Task brief: Copy out all lines with the word "image" in them.

Rows:
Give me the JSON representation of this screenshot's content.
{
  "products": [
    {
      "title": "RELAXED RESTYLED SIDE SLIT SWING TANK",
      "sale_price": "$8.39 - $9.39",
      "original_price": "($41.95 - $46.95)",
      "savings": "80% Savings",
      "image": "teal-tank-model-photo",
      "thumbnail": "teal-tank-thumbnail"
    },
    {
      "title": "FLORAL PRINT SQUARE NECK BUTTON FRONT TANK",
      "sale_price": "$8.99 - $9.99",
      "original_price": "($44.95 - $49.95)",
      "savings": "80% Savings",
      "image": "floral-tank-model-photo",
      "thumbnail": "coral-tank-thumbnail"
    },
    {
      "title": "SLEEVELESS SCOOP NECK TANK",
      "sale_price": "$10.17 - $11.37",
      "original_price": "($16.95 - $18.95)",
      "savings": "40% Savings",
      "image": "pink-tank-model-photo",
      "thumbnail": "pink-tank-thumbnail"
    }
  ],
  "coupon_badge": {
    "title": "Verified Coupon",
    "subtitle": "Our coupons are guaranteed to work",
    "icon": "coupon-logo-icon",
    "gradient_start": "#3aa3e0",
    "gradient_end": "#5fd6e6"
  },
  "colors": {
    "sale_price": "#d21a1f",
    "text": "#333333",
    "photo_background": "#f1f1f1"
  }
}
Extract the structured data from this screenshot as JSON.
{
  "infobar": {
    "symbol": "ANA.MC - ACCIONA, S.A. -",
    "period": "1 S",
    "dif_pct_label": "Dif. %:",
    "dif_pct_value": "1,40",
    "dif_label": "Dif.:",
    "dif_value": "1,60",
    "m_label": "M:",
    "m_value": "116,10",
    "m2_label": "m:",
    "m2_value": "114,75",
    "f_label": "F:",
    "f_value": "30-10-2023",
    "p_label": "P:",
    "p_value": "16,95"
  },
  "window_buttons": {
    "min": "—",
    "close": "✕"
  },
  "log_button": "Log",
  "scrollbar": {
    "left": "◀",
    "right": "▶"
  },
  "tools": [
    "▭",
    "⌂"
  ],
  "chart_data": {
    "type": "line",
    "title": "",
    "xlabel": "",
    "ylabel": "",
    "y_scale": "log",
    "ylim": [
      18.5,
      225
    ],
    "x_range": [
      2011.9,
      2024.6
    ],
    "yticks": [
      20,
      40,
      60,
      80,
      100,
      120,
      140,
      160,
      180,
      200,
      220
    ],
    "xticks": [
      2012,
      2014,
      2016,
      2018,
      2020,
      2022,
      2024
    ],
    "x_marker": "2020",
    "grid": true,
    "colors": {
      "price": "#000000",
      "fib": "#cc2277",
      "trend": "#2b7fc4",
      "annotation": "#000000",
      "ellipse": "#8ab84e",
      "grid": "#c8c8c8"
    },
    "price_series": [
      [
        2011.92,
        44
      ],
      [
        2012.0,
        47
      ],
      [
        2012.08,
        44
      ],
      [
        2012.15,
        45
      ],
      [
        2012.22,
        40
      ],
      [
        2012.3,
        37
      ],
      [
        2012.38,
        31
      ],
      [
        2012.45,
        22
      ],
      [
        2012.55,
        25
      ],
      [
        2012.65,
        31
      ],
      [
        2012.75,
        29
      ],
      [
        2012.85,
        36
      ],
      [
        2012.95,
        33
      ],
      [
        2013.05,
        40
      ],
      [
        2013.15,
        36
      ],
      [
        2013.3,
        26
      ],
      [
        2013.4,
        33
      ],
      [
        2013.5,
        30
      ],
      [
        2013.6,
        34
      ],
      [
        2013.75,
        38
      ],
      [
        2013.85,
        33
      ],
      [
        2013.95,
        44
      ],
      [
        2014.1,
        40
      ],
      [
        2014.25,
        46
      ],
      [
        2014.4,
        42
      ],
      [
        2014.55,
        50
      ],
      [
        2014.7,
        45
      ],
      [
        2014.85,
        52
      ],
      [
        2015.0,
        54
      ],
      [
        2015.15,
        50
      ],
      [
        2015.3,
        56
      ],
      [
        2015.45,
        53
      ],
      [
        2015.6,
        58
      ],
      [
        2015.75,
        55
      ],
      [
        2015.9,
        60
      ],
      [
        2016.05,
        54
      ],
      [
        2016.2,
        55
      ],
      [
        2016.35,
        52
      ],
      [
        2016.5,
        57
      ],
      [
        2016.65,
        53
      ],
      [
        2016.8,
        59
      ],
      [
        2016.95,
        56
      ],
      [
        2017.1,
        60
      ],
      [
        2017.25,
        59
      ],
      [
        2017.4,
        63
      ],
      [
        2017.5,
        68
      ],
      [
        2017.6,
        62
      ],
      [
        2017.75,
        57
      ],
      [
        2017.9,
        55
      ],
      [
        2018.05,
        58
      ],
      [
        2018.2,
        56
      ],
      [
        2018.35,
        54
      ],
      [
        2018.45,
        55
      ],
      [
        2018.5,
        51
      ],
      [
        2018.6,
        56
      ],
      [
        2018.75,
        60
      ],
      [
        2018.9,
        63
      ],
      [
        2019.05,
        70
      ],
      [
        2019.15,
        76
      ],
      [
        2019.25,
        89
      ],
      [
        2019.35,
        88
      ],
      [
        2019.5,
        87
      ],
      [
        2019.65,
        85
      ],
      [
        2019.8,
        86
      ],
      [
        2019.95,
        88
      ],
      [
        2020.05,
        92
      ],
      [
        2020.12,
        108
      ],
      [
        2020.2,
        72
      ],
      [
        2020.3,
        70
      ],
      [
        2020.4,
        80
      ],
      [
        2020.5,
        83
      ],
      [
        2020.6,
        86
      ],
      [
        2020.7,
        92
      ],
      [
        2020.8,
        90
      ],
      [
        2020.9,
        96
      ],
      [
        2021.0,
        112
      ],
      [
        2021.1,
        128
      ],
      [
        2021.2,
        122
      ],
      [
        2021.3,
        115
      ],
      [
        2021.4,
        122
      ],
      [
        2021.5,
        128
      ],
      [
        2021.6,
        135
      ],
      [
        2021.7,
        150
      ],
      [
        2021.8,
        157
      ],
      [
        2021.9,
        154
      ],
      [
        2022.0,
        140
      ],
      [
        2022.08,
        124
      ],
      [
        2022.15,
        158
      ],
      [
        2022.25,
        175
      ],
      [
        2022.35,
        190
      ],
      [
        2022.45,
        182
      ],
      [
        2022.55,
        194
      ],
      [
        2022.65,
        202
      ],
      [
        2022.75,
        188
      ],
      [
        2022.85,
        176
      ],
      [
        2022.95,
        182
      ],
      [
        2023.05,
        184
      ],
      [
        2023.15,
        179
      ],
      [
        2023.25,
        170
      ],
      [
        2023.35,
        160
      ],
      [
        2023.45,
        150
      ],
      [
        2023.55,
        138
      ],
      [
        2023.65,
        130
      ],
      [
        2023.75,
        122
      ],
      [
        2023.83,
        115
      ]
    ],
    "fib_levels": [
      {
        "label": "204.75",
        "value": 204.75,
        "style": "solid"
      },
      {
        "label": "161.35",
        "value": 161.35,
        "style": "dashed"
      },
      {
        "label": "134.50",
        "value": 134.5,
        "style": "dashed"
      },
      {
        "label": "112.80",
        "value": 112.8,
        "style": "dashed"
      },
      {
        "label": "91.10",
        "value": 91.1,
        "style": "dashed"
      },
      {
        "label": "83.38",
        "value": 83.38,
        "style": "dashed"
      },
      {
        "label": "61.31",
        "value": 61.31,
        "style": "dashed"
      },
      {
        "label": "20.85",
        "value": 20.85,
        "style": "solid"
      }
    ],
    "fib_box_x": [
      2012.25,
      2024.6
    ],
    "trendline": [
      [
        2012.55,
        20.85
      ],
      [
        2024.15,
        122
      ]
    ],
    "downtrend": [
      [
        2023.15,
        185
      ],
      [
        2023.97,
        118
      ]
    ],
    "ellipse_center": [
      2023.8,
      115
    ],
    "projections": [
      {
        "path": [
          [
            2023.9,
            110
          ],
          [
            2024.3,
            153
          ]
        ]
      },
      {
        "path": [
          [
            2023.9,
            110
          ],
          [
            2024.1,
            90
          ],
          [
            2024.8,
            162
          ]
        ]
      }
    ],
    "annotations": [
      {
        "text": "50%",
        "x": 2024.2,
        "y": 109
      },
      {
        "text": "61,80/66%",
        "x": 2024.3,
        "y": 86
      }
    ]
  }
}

Output of the task:
      "image": "teal-tank-model-photo",
      "image": "floral-tank-model-photo",
      "image": "pink-tank-model-photo",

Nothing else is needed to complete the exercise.